Records —
_____
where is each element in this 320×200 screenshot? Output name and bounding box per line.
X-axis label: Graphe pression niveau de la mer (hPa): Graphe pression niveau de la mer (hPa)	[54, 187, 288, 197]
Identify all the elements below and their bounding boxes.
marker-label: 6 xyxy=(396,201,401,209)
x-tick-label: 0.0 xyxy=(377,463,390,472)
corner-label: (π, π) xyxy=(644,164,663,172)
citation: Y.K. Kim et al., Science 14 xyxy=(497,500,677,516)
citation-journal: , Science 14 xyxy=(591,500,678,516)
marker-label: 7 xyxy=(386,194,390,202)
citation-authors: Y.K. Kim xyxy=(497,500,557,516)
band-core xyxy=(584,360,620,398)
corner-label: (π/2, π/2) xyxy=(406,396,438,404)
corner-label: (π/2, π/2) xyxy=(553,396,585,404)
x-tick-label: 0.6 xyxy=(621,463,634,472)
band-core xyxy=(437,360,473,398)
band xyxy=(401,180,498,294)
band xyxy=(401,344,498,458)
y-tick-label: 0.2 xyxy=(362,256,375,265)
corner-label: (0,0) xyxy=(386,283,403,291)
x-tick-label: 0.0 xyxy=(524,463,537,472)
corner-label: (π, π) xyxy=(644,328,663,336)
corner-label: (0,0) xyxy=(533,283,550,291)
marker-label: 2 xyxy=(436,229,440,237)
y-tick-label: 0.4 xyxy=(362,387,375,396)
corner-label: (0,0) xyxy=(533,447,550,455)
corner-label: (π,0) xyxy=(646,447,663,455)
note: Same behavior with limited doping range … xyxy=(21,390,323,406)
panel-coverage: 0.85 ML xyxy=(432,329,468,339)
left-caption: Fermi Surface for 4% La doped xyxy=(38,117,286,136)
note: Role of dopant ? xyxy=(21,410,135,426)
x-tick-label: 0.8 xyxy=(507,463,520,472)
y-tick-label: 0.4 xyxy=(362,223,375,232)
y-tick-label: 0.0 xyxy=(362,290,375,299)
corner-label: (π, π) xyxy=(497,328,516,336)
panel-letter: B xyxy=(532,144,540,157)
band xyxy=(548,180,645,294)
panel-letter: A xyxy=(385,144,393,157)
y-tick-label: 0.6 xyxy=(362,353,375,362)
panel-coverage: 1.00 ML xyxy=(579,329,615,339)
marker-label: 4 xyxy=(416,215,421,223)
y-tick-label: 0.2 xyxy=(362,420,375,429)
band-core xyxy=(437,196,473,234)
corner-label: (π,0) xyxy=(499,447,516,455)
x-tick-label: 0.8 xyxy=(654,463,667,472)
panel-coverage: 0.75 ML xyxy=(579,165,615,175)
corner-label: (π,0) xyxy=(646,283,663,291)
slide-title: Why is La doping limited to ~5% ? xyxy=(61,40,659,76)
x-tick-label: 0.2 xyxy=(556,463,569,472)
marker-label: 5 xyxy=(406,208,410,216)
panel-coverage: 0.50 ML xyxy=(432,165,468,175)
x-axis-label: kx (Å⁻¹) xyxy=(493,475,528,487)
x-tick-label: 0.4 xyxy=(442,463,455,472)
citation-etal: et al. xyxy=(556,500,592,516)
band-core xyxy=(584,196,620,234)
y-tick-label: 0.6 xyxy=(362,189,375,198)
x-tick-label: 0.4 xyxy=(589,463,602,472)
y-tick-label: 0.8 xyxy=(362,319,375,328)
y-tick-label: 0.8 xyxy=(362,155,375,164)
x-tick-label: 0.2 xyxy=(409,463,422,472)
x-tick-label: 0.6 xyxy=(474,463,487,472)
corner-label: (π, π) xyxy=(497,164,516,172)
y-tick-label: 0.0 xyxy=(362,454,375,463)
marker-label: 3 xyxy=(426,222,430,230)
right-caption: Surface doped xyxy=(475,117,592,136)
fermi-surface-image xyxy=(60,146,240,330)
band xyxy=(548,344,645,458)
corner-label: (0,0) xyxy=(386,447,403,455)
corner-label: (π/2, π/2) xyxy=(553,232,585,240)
_____
Format the rows above as a JSON list of strings, one string for each line and no strings for blank lines.

[
  "where is each element in this 320×200 screenshot? Output name and bounding box per line.",
  "X-axis label: Graphe pression niveau de la mer (hPa): Graphe pression niveau de la mer (hPa)\t[54, 187, 288, 197]",
  "Identify all the elements below and their bounding boxes.",
  "marker-label: 6 xyxy=(396,201,401,209)",
  "x-tick-label: 0.0 xyxy=(377,463,390,472)",
  "corner-label: (π, π) xyxy=(644,164,663,172)",
  "citation: Y.K. Kim et al., Science 14 xyxy=(497,500,677,516)",
  "citation-journal: , Science 14 xyxy=(591,500,678,516)",
  "marker-label: 7 xyxy=(386,194,390,202)",
  "citation-authors: Y.K. Kim xyxy=(497,500,557,516)",
  "band-core xyxy=(584,360,620,398)",
  "corner-label: (π/2, π/2) xyxy=(406,396,438,404)",
  "corner-label: (π/2, π/2) xyxy=(553,396,585,404)",
  "x-tick-label: 0.6 xyxy=(621,463,634,472)",
  "band-core xyxy=(437,360,473,398)",
  "band xyxy=(401,180,498,294)",
  "band xyxy=(401,344,498,458)",
  "y-tick-label: 0.2 xyxy=(362,256,375,265)",
  "corner-label: (0,0) xyxy=(386,283,403,291)",
  "x-tick-label: 0.0 xyxy=(524,463,537,472)",
  "corner-label: (π, π) xyxy=(644,328,663,336)",
  "corner-label: (0,0) xyxy=(533,283,550,291)",
  "marker-label: 2 xyxy=(436,229,440,237)",
  "y-tick-label: 0.4 xyxy=(362,387,375,396)",
  "corner-label: (0,0) xyxy=(533,447,550,455)",
  "corner-label: (π,0) xyxy=(646,447,663,455)",
  "note: Same behavior with limited doping range … xyxy=(21,390,323,406)",
  "panel-coverage: 0.85 ML xyxy=(432,329,468,339)",
  "left-caption: Fermi Surface for 4% La doped xyxy=(38,117,286,136)",
  "note: Role of dopant ? xyxy=(21,410,135,426)",
  "x-tick-label: 0.8 xyxy=(507,463,520,472)",
  "y-tick-label: 0.4 xyxy=(362,223,375,232)",
  "y-tick-label: 0.0 xyxy=(362,290,375,299)",
  "corner-label: (π, π) xyxy=(497,328,516,336)",
  "panel-letter: B xyxy=(532,144,540,157)",
  "band xyxy=(548,180,645,294)",
  "panel-letter: A xyxy=(385,144,393,157)",
  "y-tick-label: 0.6 xyxy=(362,353,375,362)",
  "panel-coverage: 1.00 ML xyxy=(579,329,615,339)",
  "marker-label: 4 xyxy=(416,215,421,223)",
  "y-tick-label: 0.2 xyxy=(362,420,375,429)",
  "band-core xyxy=(437,196,473,234)",
  "corner-label: (π,0) xyxy=(499,447,516,455)",
  "x-tick-label: 0.8 xyxy=(654,463,667,472)",
  "panel-coverage: 0.75 ML xyxy=(579,165,615,175)",
  "corner-label: (π,0) xyxy=(646,283,663,291)",
  "slide-title: Why is La doping limited to ~5% ? xyxy=(61,40,659,76)",
  "x-tick-label: 0.2 xyxy=(556,463,569,472)",
  "marker-label: 5 xyxy=(406,208,410,216)",
  "panel-coverage: 0.50 ML xyxy=(432,165,468,175)",
  "x-axis-label: kx (Å⁻¹) xyxy=(493,475,528,487)",
  "x-tick-label: 0.4 xyxy=(442,463,455,472)",
  "citation-etal: et al. xyxy=(556,500,592,516)",
  "band-core xyxy=(584,196,620,234)",
  "y-tick-label: 0.6 xyxy=(362,189,375,198)",
  "x-tick-label: 0.4 xyxy=(589,463,602,472)",
  "y-tick-label: 0.8 xyxy=(362,319,375,328)",
  "y-tick-label: 0.8 xyxy=(362,155,375,164)",
  "x-tick-label: 0.2 xyxy=(409,463,422,472)",
  "x-tick-label: 0.6 xyxy=(474,463,487,472)",
  "corner-label: (π, π) xyxy=(497,164,516,172)",
  "y-tick-label: 0.0 xyxy=(362,454,375,463)",
  "marker-label: 3 xyxy=(426,222,430,230)",
  "right-caption: Surface doped xyxy=(475,117,592,136)",
  "fermi-surface-image xyxy=(60,146,240,330)",
  "band xyxy=(548,344,645,458)",
  "corner-label: (0,0) xyxy=(386,447,403,455)",
  "corner-label: (π/2, π/2) xyxy=(553,232,585,240)"
]